In the records, between the line holding "axis-ticks bbox=[48, 66, 1146, 788]" and the line holding "colorbar-label: −2 bbox=[297, 866, 321, 885]", inclusive, replace "colorbar-swatch" with "color-swatch". Give back only those lines, with nothing else changed.

########################################

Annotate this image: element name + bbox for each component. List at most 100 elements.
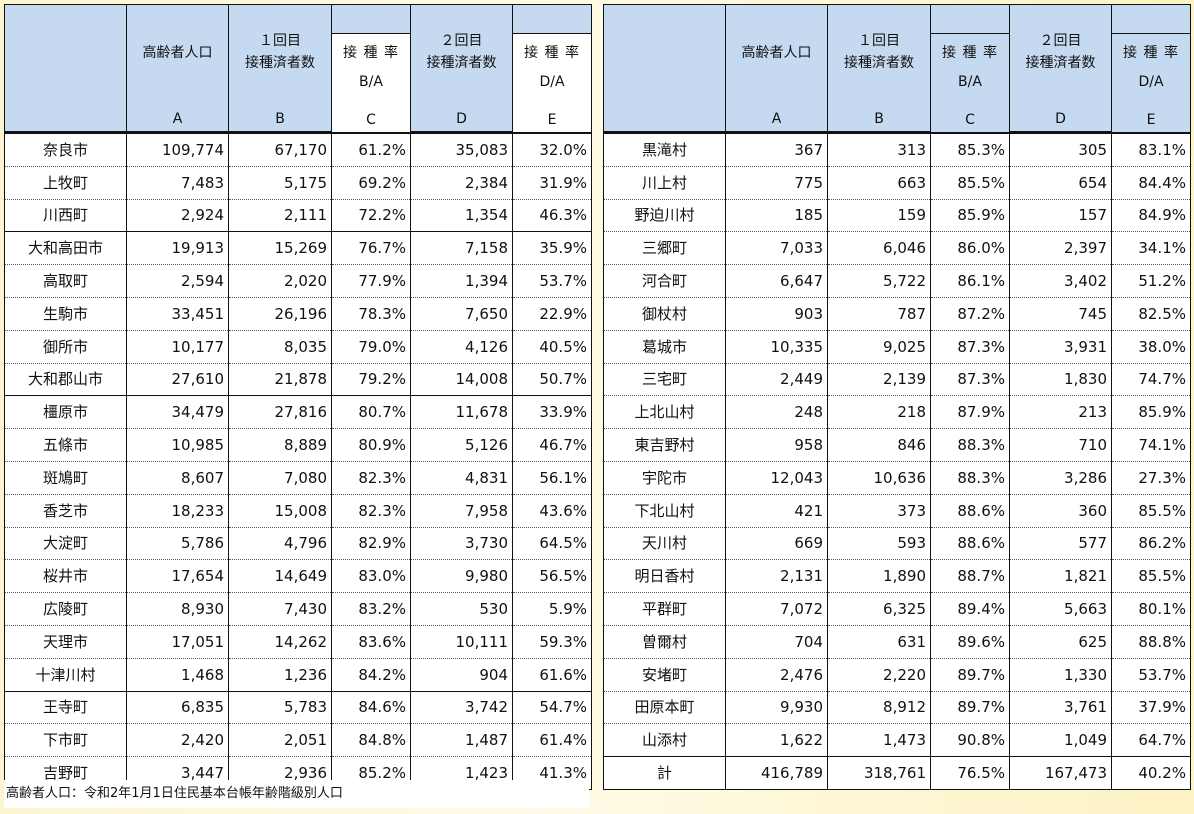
municipality-cell: 大和郡山市 [4, 363, 127, 397]
table-row: 河合町 6,647 5,722 86.1% 3,402 51.2% [603, 264, 1191, 298]
header-a-letter: A [771, 111, 782, 127]
cell-d: 3,761 [1009, 691, 1112, 725]
table-row: 十津川村 1,468 1,236 84.2% 904 61.6% [4, 658, 592, 692]
cell-a: 367 [725, 132, 828, 167]
cell-b: 6,325 [827, 592, 931, 626]
cell-d: 10,111 [410, 625, 513, 659]
cell-e: 50.7% [512, 363, 592, 397]
cell-c: 84.8% [331, 723, 411, 758]
cell-d: 1,049 [1009, 723, 1112, 758]
footnote: 高齢者人口：令和2年1月1日住民基本台帳年齢階級別人口 [4, 780, 589, 808]
municipality-cell: 香芝市 [4, 494, 127, 528]
municipality-cell: 計 [603, 756, 726, 790]
cell-a: 6,647 [725, 264, 828, 298]
cell-e: 37.9% [1111, 691, 1191, 725]
header-c-label: 接 種 率 [942, 45, 998, 61]
cell-c: 82.9% [331, 527, 411, 561]
cell-c: 72.2% [331, 199, 411, 233]
header-e-label: 接 種 率 [1123, 45, 1179, 61]
cell-c: 86.0% [930, 231, 1010, 266]
cell-a: 27,610 [126, 363, 229, 397]
cell-b: 2,111 [228, 199, 332, 233]
table-row: 橿原市 34,479 27,816 80.7% 11,678 33.9% [4, 395, 592, 430]
header-e-formula: D/A [1138, 74, 1164, 90]
cell-a: 421 [725, 494, 828, 528]
cell-a: 6,835 [126, 690, 229, 725]
municipality-cell: 大淀町 [4, 527, 127, 561]
header-row: 高齢者人口 A １回目 接種済者数 B 接 種 率 B/A C ２回目 接種済者… [603, 4, 1191, 133]
cell-c: 83.0% [331, 559, 411, 594]
header-d-label-1: ２回目 [440, 33, 483, 49]
cell-b: 2,020 [228, 264, 332, 298]
municipality-cell: 高取町 [4, 264, 127, 298]
cell-d: 710 [1009, 428, 1112, 462]
table-row: 五條市 10,985 8,889 80.9% 5,126 46.7% [4, 428, 592, 462]
table-row: 黒滝村 367 313 85.3% 305 83.1% [603, 132, 1191, 167]
cell-d: 625 [1009, 625, 1112, 659]
cell-b: 1,890 [827, 559, 931, 594]
cell-c: 88.7% [930, 559, 1010, 594]
header-first-dose: １回目 接種済者数 B [827, 4, 931, 133]
cell-e: 59.3% [512, 625, 592, 659]
cell-d: 904 [410, 658, 513, 692]
cell-e: 56.5% [512, 559, 592, 594]
header-c-label: 接 種 率 [343, 45, 399, 61]
table-row: 野迫川村 185 159 85.9% 157 84.9% [603, 199, 1191, 233]
cell-e: 51.2% [1111, 264, 1191, 298]
cell-c: 87.9% [930, 395, 1010, 430]
cell-c: 79.0% [331, 330, 411, 364]
cell-c: 86.1% [930, 264, 1010, 298]
table-row: 御所市 10,177 8,035 79.0% 4,126 40.5% [4, 330, 592, 364]
cell-c: 80.9% [331, 428, 411, 462]
table-row: 宇陀市 12,043 10,636 88.3% 3,286 27.3% [603, 461, 1191, 495]
municipality-cell: 平群町 [603, 592, 726, 626]
cell-c: 88.3% [930, 428, 1010, 462]
municipality-cell: 上北山村 [603, 395, 726, 430]
municipality-cell: 広陵町 [4, 592, 127, 626]
cell-d: 577 [1009, 527, 1112, 561]
cell-b: 1,236 [228, 658, 332, 692]
cell-e: 40.5% [512, 330, 592, 364]
cell-e: 84.9% [1111, 199, 1191, 233]
cell-a: 10,335 [725, 330, 828, 364]
cell-c: 89.7% [930, 658, 1010, 692]
cell-a: 2,594 [126, 264, 229, 298]
cell-d: 157 [1009, 199, 1112, 233]
cell-c: 88.6% [930, 527, 1010, 561]
header-e-formula: D/A [539, 74, 565, 90]
cell-e: 53.7% [1111, 658, 1191, 692]
table-row: 斑鳩町 8,607 7,080 82.3% 4,831 56.1% [4, 461, 592, 495]
cell-c: 82.3% [331, 461, 411, 495]
cell-c: 83.2% [331, 592, 411, 626]
cell-a: 34,479 [126, 395, 229, 430]
municipality-cell: 御杖村 [603, 297, 726, 331]
cell-d: 213 [1009, 395, 1112, 430]
cell-e: 43.6% [512, 494, 592, 528]
cell-b: 663 [827, 166, 931, 200]
cell-a: 8,607 [126, 461, 229, 495]
header-first-dose: １回目 接種済者数 B [228, 4, 332, 133]
table-row: 曽爾村 704 631 89.6% 625 88.8% [603, 625, 1191, 659]
cell-e: 82.5% [1111, 297, 1191, 331]
cell-b: 21,878 [228, 363, 332, 397]
cell-a: 10,985 [126, 428, 229, 462]
municipality-cell: 宇陀市 [603, 461, 726, 495]
header-municipality [4, 4, 127, 133]
municipality-cell: 天理市 [4, 625, 127, 659]
table-body-left: 奈良市 109,774 67,170 61.2% 35,083 32.0% 上牧町 7,483… [4, 132, 592, 790]
cell-b: 313 [827, 132, 931, 167]
cell-e: 64.5% [512, 527, 592, 561]
cell-d: 360 [1009, 494, 1112, 528]
cell-b: 7,430 [228, 592, 332, 626]
table-row: 田原本町 9,930 8,912 89.7% 3,761 37.9% [603, 691, 1191, 725]
cell-d: 5,663 [1009, 592, 1112, 626]
municipality-cell: 川西町 [4, 199, 127, 233]
header-second-dose: ２回目 接種済者数 D [1009, 4, 1112, 133]
cell-e: 46.7% [512, 428, 592, 462]
cell-b: 5,722 [827, 264, 931, 298]
cell-b: 318,761 [827, 756, 931, 790]
cell-a: 17,654 [126, 559, 229, 594]
cell-e: 88.8% [1111, 625, 1191, 659]
cell-e: 85.9% [1111, 395, 1191, 430]
table-row: 計 416,789 318,761 76.5% 167,473 40.2% [603, 756, 1191, 790]
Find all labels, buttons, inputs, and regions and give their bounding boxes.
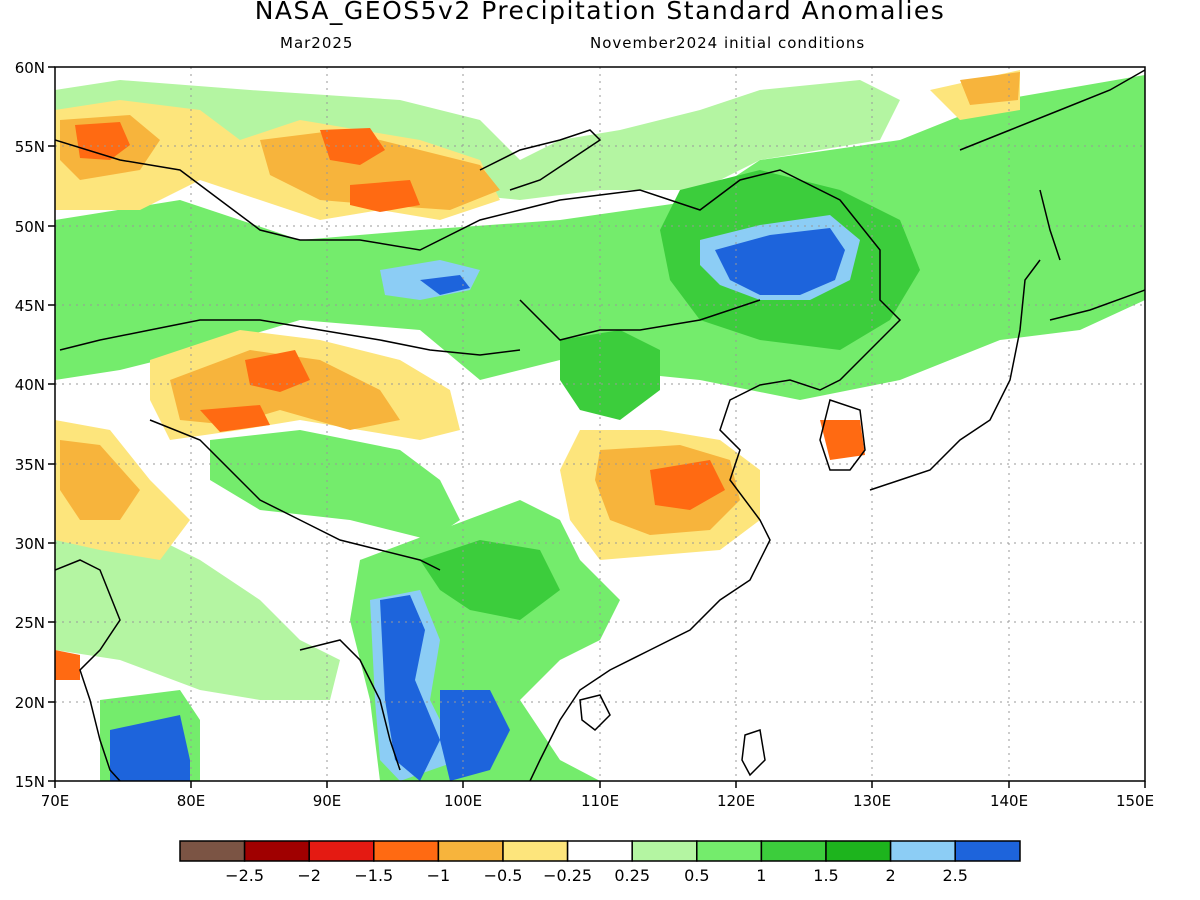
axis-ticks bbox=[48, 66, 1146, 788]
lat-label: 60N bbox=[15, 59, 45, 77]
lat-label: 35N bbox=[15, 456, 45, 474]
lon-label: 120E bbox=[717, 792, 755, 810]
colorbar-label: 1 bbox=[756, 866, 766, 885]
colorbar-swatch bbox=[437, 840, 504, 862]
colorbar-swatch bbox=[696, 840, 763, 862]
colorbar-swatch bbox=[954, 840, 1021, 862]
lat-label: 20N bbox=[15, 694, 45, 712]
lon-label: 150E bbox=[1116, 792, 1154, 810]
lat-label: 45N bbox=[15, 297, 45, 315]
colorbar-label: 0.25 bbox=[614, 866, 650, 885]
lon-label: 80E bbox=[177, 792, 206, 810]
colorbar-label: 2 bbox=[886, 866, 896, 885]
lon-label: 70E bbox=[41, 792, 70, 810]
longitude-labels: 70E 80E 90E 100E 110E 120E 130E 140E 150… bbox=[41, 792, 1154, 810]
colorbar-labels: −2.5 −2 −1.5 −1 −0.5 −0.25 0.25 0.5 1 1.… bbox=[225, 866, 968, 885]
colorbar-swatch bbox=[243, 840, 310, 862]
colorbar-label: 2.5 bbox=[942, 866, 967, 885]
lat-label: 30N bbox=[15, 535, 45, 553]
gridlines bbox=[55, 67, 1145, 781]
colorbar-label: −1.5 bbox=[354, 866, 393, 885]
colorbar-label: −2.5 bbox=[225, 866, 264, 885]
lat-label: 50N bbox=[15, 218, 45, 236]
coastlines bbox=[55, 69, 1145, 781]
colorbar-label: −2 bbox=[297, 866, 321, 885]
latitude-labels: 60N 55N 50N 45N 40N 35N 30N 25N 20N 15N bbox=[15, 59, 45, 791]
colorbar-swatch bbox=[566, 840, 633, 862]
lon-label: 90E bbox=[313, 792, 342, 810]
initial-conditions: November2024 initial conditions bbox=[590, 34, 866, 52]
lon-label: 140E bbox=[990, 792, 1028, 810]
lat-label: 15N bbox=[15, 773, 45, 791]
colorbar-label: 0.5 bbox=[684, 866, 709, 885]
map-title: NASA_GEOS5v2 Precipitation Standard Anom… bbox=[254, 0, 946, 25]
lon-label: 130E bbox=[853, 792, 891, 810]
lat-label: 55N bbox=[15, 138, 45, 156]
colorbar-swatch bbox=[308, 840, 375, 862]
colorbar-swatch bbox=[631, 840, 698, 862]
colorbar-label: −0.25 bbox=[543, 866, 592, 885]
lon-label: 100E bbox=[444, 792, 482, 810]
colorbar-swatch bbox=[825, 840, 892, 862]
colorbar-label: 1.5 bbox=[813, 866, 838, 885]
colorbar-label: −1 bbox=[427, 866, 451, 885]
colorbar-swatch bbox=[373, 840, 440, 862]
colorbar-label: −0.5 bbox=[484, 866, 523, 885]
lat-label: 25N bbox=[15, 614, 45, 632]
lat-label: 40N bbox=[15, 376, 45, 394]
forecast-month: Mar2025 bbox=[280, 34, 354, 52]
colorbar-swatch bbox=[760, 840, 827, 862]
colorbar-swatch bbox=[889, 840, 956, 862]
anomaly-field bbox=[55, 67, 1145, 781]
colorbar-swatch bbox=[502, 840, 569, 862]
colorbar bbox=[179, 840, 1021, 862]
lon-label: 110E bbox=[581, 792, 619, 810]
colorbar-swatch bbox=[179, 840, 246, 862]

########################################

▶ _THE COMPLETED TASK_:
axis-ticks bbox=[48, 66, 1146, 788]
lat-label: 60N bbox=[15, 59, 45, 77]
lat-label: 35N bbox=[15, 456, 45, 474]
lon-label: 120E bbox=[717, 792, 755, 810]
colorbar-label: 1 bbox=[756, 866, 766, 885]
color-swatch bbox=[437, 840, 504, 862]
color-swatch bbox=[696, 840, 763, 862]
color-swatch bbox=[954, 840, 1021, 862]
lat-label: 20N bbox=[15, 694, 45, 712]
lon-label: 150E bbox=[1116, 792, 1154, 810]
lat-label: 45N bbox=[15, 297, 45, 315]
colorbar-label: 0.25 bbox=[614, 866, 650, 885]
lon-label: 80E bbox=[177, 792, 206, 810]
colorbar-label: 2 bbox=[886, 866, 896, 885]
lon-label: 70E bbox=[41, 792, 70, 810]
longitude-labels: 70E 80E 90E 100E 110E 120E 130E 140E 150… bbox=[41, 792, 1154, 810]
colorbar-labels: −2.5 −2 −1.5 −1 −0.5 −0.25 0.25 0.5 1 1.… bbox=[225, 866, 968, 885]
color-swatch bbox=[243, 840, 310, 862]
colorbar-label: 2.5 bbox=[942, 866, 967, 885]
lat-label: 30N bbox=[15, 535, 45, 553]
gridlines bbox=[55, 67, 1145, 781]
colorbar-label: −1.5 bbox=[354, 866, 393, 885]
colorbar-label: −2.5 bbox=[225, 866, 264, 885]
lat-label: 50N bbox=[15, 218, 45, 236]
coastlines bbox=[55, 69, 1145, 781]
colorbar-label: −2 bbox=[297, 866, 321, 885]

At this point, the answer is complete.